[Dataset items]

+++

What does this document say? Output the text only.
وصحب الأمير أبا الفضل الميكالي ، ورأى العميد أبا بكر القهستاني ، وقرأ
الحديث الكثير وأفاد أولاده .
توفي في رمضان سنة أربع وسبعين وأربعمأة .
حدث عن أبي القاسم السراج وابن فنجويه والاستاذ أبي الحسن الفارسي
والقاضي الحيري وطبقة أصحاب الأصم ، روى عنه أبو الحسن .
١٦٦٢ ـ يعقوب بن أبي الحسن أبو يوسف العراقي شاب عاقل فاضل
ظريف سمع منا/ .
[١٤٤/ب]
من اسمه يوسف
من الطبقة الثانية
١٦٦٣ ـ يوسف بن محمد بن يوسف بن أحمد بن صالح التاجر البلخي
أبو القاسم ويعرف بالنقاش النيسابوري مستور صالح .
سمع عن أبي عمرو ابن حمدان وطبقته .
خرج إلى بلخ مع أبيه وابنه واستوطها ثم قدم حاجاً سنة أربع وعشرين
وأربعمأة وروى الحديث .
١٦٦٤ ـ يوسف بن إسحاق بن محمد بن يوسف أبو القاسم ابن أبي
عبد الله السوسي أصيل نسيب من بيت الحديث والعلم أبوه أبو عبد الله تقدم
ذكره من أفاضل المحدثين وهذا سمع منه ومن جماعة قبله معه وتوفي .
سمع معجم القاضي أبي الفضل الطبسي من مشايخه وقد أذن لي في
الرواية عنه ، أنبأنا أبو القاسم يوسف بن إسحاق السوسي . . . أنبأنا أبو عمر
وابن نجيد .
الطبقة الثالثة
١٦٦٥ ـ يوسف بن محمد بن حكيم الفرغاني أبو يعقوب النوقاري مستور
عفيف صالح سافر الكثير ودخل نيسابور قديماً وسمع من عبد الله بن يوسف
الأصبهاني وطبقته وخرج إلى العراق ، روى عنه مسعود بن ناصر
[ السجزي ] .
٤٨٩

+++

## TO BE DONE
Reproduce the data in its entirety, matching each character.

## WORKED SOLUTION
What does this document say? Output the text only.
وصحب الأمير أبا الفضل الميكالي ، ورأى العميد أبا بكر القهستاني ، وقرأ
الحديث الكثير وأفاد أولاده .
توفي في رمضان سنة أربع وسبعين وأربعمأة .
حدث عن أبي القاسم السراج وابن فنجويه والاستاذ أبي الحسن الفارسي
والقاضي الحيري وطبقة أصحاب الأصم ، روى عنه أبو الحسن .
١٦٦٢ ـ يعقوب بن أبي الحسن أبو يوسف العراقي شاب عاقل فاضل
ظريف سمع منا/ .
[١٤٤/ب]
من اسمه يوسف
من الطبقة الثانية
١٦٦٣ ـ يوسف بن محمد بن يوسف بن أحمد بن صالح التاجر البلخي
أبو القاسم ويعرف بالنقاش النيسابوري مستور صالح .
سمع عن أبي عمرو ابن حمدان وطبقته .
خرج إلى بلخ مع أبيه وابنه واستوطها ثم قدم حاجاً سنة أربع وعشرين
وأربعمأة وروى الحديث .
١٦٦٤ ـ يوسف بن إسحاق بن محمد بن يوسف أبو القاسم ابن أبي
عبد الله السوسي أصيل نسيب من بيت الحديث والعلم أبوه أبو عبد الله تقدم
ذكره من أفاضل المحدثين وهذا سمع منه ومن جماعة قبله معه وتوفي .
سمع معجم القاضي أبي الفضل الطبسي من مشايخه وقد أذن لي في
الرواية عنه ، أنبأنا أبو القاسم يوسف بن إسحاق السوسي . . . أنبأنا أبو عمر
وابن نجيد .
الطبقة الثالثة
١٦٦٥ ـ يوسف بن محمد بن حكيم الفرغاني أبو يعقوب النوقاري مستور
عفيف صالح سافر الكثير ودخل نيسابور قديماً وسمع من عبد الله بن يوسف
الأصبهاني وطبقته وخرج إلى العراق ، روى عنه مسعود بن ناصر
[ السجزي ] .
٤٨٩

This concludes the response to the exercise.